* What you need to do
Check every line for the word "image" and give the number of lines where it occurs, nothing else.
• • • •
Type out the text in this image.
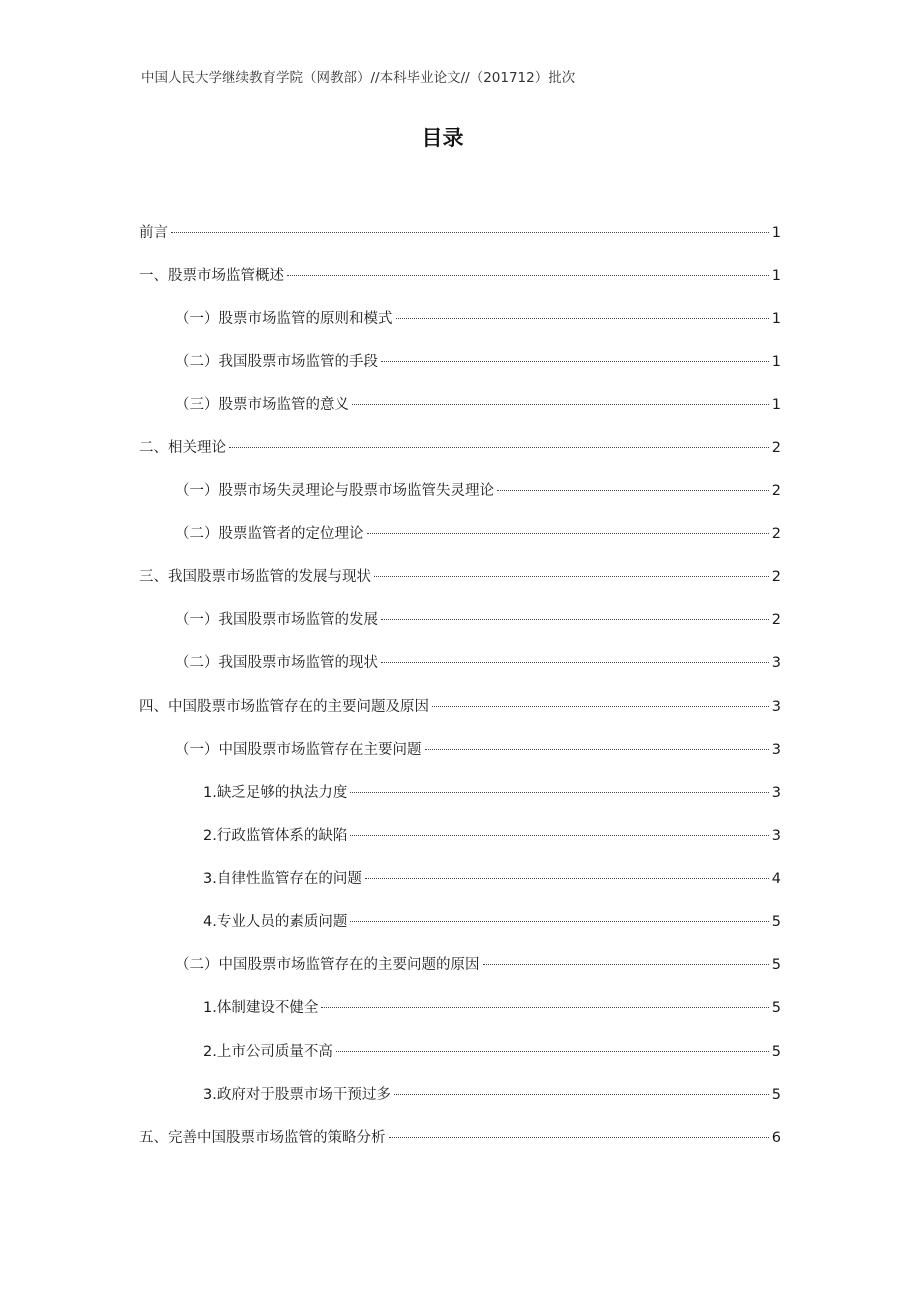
中国人民大学继续教育学院（网教部）//本科毕业论文//（201712）批次
目录
前言	1
一、股票市场监管概述	1
（一）股票市场监管的原则和模式	1
（二）我国股票市场监管的手段	1
（三）股票市场监管的意义	1
二、相关理论	2
（一）股票市场失灵理论与股票市场监管失灵理论	2
（二）股票监管者的定位理论	2
三、我国股票市场监管的发展与现状	2
（一）我国股票市场监管的发展	2
（二）我国股票市场监管的现状	3
四、中国股票市场监管存在的主要问题及原因	3
（一）中国股票市场监管存在主要问题	3
1.缺乏足够的执法力度	3
2.行政监管体系的缺陷	3
3.自律性监管存在的问题	4
4.专业人员的素质问题	5
（二）中国股票市场监管存在的主要问题的原因	5
1.体制建设不健全	5
2.上市公司质量不高	5
3.政府对于股票市场干预过多	5
五、完善中国股票市场监管的策略分析	6
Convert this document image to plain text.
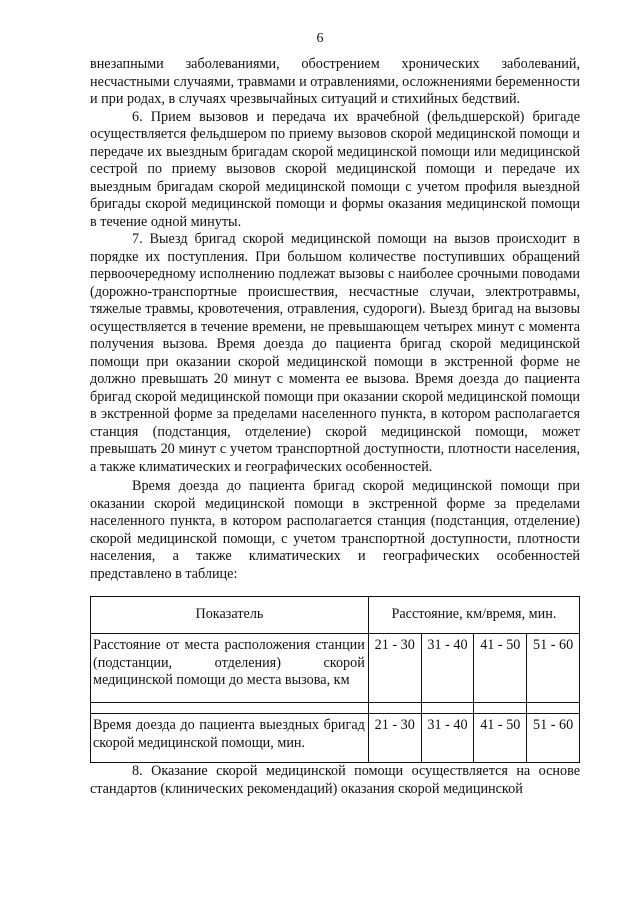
6

внезапными заболеваниями, обострением хронических заболеваний, несчастными случаями, травмами и отравлениями, осложнениями беременности и при родах, в случаях чрезвычайных ситуаций и стихийных бедствий.

6. Прием вызовов и передача их врачебной (фельдшерской) бригаде осуществляется фельдшером по приему вызовов скорой медицинской помощи и передаче их выездным бригадам скорой медицинской помощи или медицинской сестрой по приему вызовов скорой медицинской помощи и передаче их выездным бригадам скорой медицинской помощи с учетом профиля выездной бригады скорой медицинской помощи и формы оказания медицинской помощи в течение одной минуты.

7. Выезд бригад скорой медицинской помощи на вызов происходит в порядке их поступления. При большом количестве поступивших обращений первоочередному исполнению подлежат вызовы с наиболее срочными поводами (дорожно-транспортные происшествия, несчастные случаи, электротравмы, тяжелые травмы, кровотечения, отравления, судороги). Выезд бригад на вызовы осуществляется в течение времени, не превышающем четырех минут с момента получения вызова. Время доезда до пациента бригад скорой медицинской помощи при оказании скорой медицинской помощи в экстренной форме не должно превышать 20 минут с момента ее вызова. Время доезда до пациента бригад скорой медицинской помощи при оказании скорой медицинской помощи в экстренной форме за пределами населенного пункта, в котором располагается станция (подстанция, отделение) скорой медицинской помощи, может превышать 20 минут с учетом транспортной доступности, плотности населения, а также климатических и географических особенностей.

Время доезда до пациента бригад скорой медицинской помощи при оказании скорой медицинской помощи в экстренной форме за пределами населенного пункта, в котором располагается станция (подстанция, отделение) скорой медицинской помощи, с учетом транспортной доступности, плотности населения, а также климатических и географических особенностей представлено в таблице:

Показатель	Расстояние, км/время, мин.			
Расстояние от места расположения станции (подстанции, отделения) скорой медицинской помощи до места вызова, км	21 - 30	31 - 40	41 - 50	51 - 60

Время доезда до пациента выездных бригад скорой медицинской помощи, мин.	21 - 30	31 - 40	41 - 50	51 - 60

8. Оказание скорой медицинской помощи осуществляется на основе стандартов (клинических рекомендаций) оказания скорой медицинской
• • • •
* Response to this exercise
2